#### [SHORT EXERCISE]
The records below hold pictures; please leave those out and retype the rest exactly.

#####

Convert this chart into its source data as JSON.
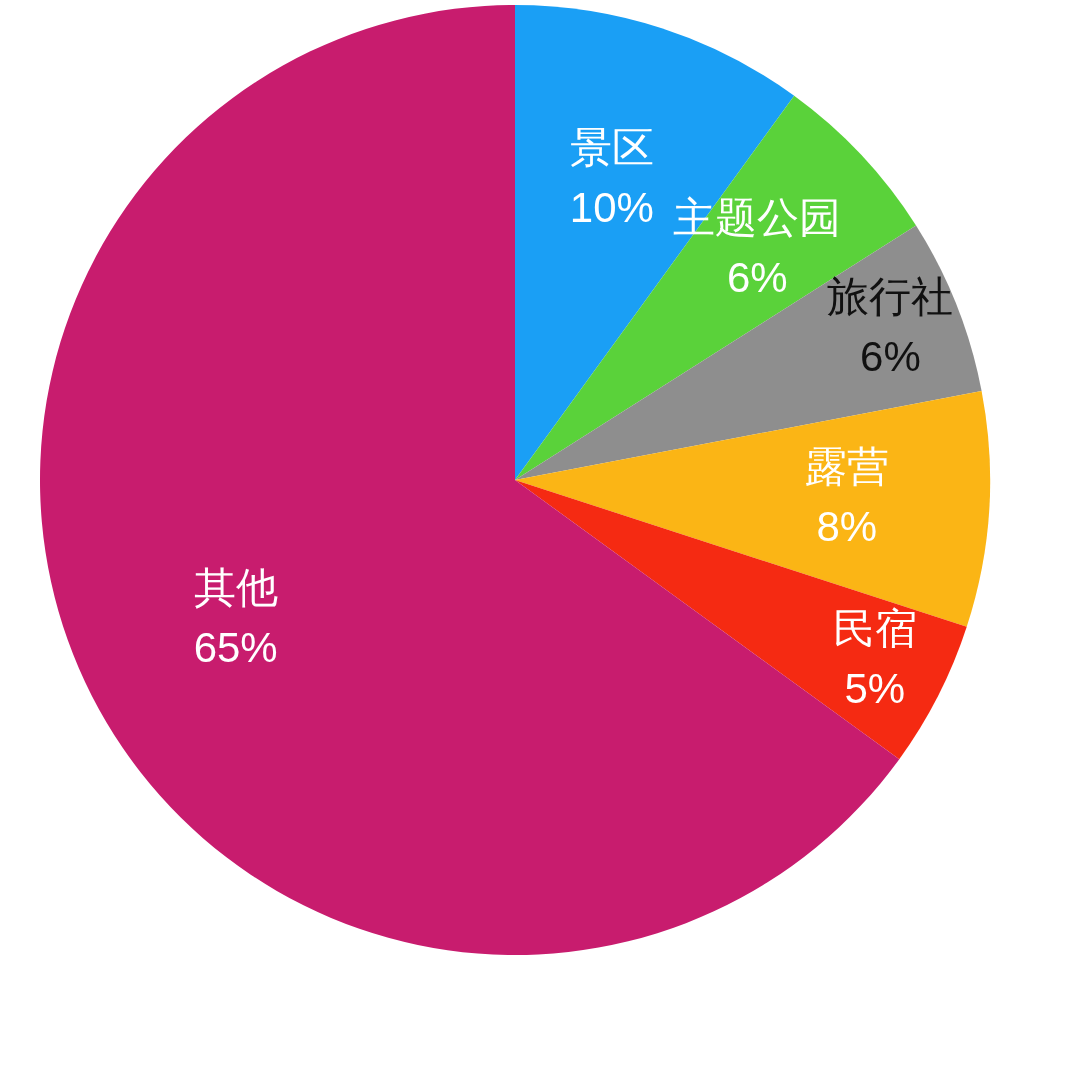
{
  "chart_data": {
    "type": "pie",
    "categories": [
      "景区",
      "主题公园",
      "旅行社",
      "露营",
      "民宿",
      "其他"
    ],
    "values": [
      10,
      6,
      6,
      8,
      5,
      65
    ],
    "colors": [
      "#1a9ff5",
      "#5ad23a",
      "#8e8e8e",
      "#fbb515",
      "#f52a12",
      "#c81c6e"
    ],
    "value_labels": [
      "10%",
      "6%",
      "6%",
      "8%",
      "5%",
      "65%"
    ]
  }
}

#####

#### [THE RESPONSE]
Convert this chart into its source data as JSON.
{
  "chart_data": {
    "type": "pie",
    "categories": [
      "景区",
      "主题公园",
      "旅行社",
      "露营",
      "民宿",
      "其他"
    ],
    "values": [
      10,
      6,
      6,
      8,
      5,
      65
    ],
    "colors": [
      "#1a9ff5",
      "#5ad23a",
      "#8e8e8e",
      "#fbb515",
      "#f52a12",
      "#c81c6e"
    ],
    "value_labels": [
      "10%",
      "6%",
      "6%",
      "8%",
      "5%",
      "65%"
    ]
  }
}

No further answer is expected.